WORK REQUIRED> Go through the listing and copy each line with the string "JSON".

INPUT FOR THIS TASK>
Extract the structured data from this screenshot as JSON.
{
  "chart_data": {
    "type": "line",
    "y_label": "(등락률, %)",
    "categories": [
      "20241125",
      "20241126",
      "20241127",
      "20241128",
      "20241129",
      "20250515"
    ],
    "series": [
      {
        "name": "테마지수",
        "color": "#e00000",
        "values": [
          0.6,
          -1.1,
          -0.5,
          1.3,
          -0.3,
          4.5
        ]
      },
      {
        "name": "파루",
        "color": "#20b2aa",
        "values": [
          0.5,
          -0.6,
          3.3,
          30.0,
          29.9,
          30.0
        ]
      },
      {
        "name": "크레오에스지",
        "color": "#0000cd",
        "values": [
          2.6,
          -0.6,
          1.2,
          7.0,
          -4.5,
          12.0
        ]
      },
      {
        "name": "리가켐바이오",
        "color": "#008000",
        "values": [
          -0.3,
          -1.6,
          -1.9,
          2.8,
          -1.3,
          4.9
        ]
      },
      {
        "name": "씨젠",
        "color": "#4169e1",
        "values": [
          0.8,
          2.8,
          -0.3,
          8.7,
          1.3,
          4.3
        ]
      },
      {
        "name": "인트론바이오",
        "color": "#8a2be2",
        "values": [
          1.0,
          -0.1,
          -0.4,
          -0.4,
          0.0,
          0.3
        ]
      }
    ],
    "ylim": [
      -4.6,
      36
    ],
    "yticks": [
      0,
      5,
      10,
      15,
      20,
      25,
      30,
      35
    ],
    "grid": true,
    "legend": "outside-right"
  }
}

* * *

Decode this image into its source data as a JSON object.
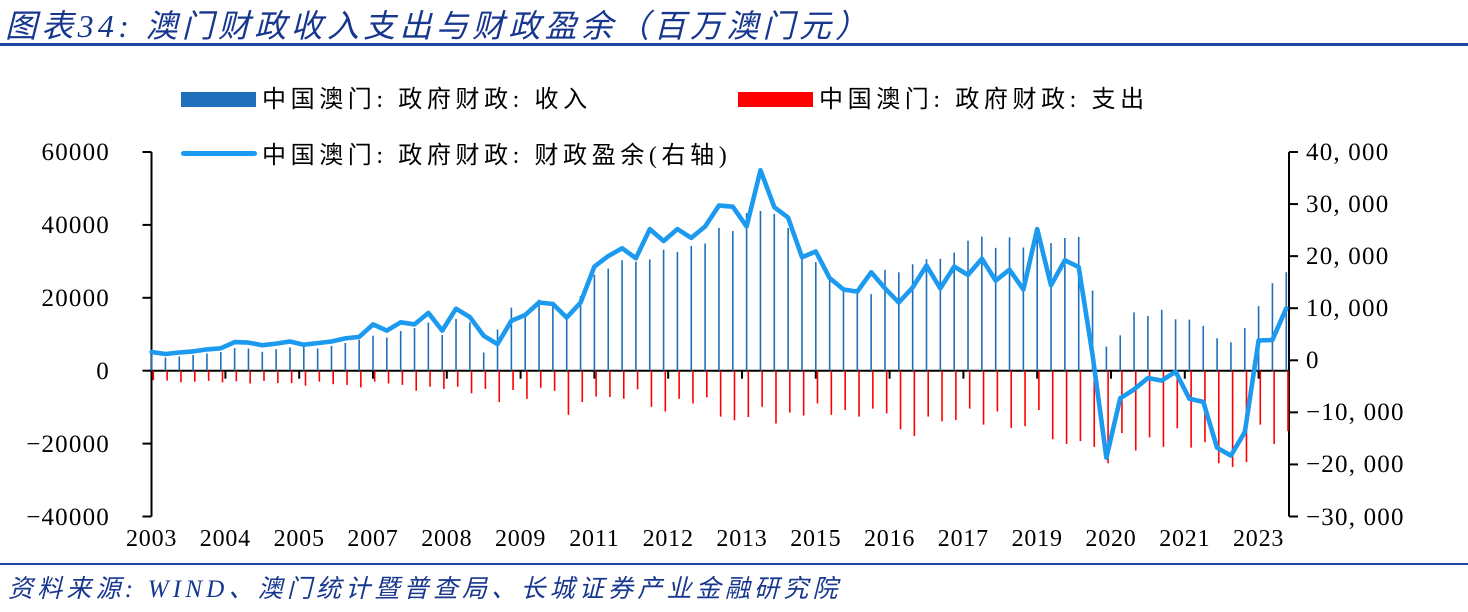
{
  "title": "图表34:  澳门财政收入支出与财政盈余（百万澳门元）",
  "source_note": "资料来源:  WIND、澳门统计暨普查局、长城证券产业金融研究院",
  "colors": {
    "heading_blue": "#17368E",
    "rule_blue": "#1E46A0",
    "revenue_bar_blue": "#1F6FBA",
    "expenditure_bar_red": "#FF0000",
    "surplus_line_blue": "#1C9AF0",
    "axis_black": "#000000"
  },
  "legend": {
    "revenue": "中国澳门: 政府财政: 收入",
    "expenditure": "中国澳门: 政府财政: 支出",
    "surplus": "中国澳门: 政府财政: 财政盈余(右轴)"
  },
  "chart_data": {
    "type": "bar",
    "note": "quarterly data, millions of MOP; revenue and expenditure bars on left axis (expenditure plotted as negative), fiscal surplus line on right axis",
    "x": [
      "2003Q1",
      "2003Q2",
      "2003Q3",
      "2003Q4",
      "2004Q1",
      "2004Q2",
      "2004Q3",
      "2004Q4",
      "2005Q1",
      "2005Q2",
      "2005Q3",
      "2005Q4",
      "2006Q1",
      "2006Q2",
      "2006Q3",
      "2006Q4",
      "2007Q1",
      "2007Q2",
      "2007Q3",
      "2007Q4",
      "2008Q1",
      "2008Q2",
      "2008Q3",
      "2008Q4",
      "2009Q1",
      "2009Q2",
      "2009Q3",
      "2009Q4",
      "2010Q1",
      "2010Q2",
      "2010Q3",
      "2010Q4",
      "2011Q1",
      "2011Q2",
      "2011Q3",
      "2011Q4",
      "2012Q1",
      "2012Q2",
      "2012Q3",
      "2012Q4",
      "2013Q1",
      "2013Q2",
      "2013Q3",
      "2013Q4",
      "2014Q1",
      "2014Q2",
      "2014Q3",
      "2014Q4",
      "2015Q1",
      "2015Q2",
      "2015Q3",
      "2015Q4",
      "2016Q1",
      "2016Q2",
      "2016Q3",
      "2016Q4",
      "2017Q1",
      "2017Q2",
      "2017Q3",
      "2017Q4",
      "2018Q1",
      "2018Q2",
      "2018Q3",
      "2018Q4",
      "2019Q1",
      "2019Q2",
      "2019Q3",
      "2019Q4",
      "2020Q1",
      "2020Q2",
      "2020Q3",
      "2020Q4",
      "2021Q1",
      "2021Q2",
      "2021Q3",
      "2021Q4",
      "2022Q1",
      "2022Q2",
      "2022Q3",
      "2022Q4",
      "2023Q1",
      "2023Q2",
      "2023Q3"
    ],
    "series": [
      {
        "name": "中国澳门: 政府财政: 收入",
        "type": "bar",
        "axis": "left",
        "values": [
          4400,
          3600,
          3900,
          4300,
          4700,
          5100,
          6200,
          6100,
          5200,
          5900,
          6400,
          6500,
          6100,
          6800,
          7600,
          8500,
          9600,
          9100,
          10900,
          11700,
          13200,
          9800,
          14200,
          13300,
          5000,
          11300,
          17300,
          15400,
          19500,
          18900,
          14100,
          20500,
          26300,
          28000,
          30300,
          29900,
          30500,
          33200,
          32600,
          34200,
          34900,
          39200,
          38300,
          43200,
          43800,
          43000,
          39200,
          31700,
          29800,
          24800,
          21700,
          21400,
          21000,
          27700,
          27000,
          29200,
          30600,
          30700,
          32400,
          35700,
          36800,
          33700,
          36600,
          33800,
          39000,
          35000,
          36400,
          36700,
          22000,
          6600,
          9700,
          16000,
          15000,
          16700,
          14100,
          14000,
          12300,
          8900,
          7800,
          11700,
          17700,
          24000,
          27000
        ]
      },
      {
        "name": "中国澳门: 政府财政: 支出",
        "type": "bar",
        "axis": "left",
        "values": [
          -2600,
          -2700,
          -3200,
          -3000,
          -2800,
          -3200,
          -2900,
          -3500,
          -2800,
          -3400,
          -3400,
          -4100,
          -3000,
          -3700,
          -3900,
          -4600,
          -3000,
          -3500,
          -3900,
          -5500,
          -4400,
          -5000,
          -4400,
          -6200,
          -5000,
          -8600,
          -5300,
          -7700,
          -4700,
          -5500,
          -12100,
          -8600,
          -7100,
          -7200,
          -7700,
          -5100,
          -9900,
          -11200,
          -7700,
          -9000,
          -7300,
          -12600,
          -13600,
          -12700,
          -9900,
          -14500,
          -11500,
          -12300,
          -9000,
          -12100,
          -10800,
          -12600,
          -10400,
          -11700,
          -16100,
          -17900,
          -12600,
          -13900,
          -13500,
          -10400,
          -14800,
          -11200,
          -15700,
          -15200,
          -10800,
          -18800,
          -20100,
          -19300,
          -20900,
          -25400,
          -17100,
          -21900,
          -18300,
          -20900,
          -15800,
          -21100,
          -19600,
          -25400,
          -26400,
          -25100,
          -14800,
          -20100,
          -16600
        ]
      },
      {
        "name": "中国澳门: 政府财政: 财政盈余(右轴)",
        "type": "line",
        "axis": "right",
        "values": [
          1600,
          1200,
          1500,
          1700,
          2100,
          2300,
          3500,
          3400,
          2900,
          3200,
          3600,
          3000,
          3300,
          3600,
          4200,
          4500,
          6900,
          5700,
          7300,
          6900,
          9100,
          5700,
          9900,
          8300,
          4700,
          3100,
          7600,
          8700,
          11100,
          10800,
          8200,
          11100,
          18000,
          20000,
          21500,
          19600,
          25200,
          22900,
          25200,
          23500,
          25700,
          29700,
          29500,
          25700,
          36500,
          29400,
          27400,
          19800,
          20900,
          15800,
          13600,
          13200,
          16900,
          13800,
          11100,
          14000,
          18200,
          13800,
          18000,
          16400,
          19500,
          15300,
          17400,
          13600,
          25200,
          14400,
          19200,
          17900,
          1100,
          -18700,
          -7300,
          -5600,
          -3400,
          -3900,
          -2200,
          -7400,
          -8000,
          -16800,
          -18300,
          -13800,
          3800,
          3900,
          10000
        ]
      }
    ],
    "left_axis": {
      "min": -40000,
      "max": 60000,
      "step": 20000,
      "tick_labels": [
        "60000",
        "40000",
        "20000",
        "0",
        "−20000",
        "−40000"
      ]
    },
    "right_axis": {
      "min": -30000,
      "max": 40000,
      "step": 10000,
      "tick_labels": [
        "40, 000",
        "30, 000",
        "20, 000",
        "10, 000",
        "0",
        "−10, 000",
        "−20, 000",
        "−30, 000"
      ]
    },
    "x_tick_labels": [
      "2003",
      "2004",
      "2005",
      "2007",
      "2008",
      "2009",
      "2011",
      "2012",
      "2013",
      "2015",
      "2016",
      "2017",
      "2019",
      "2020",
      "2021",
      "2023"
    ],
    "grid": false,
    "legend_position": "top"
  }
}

RESPONSE>
Extract the structured data from this screenshot as JSON.
Decode this image into its source data as a JSON object.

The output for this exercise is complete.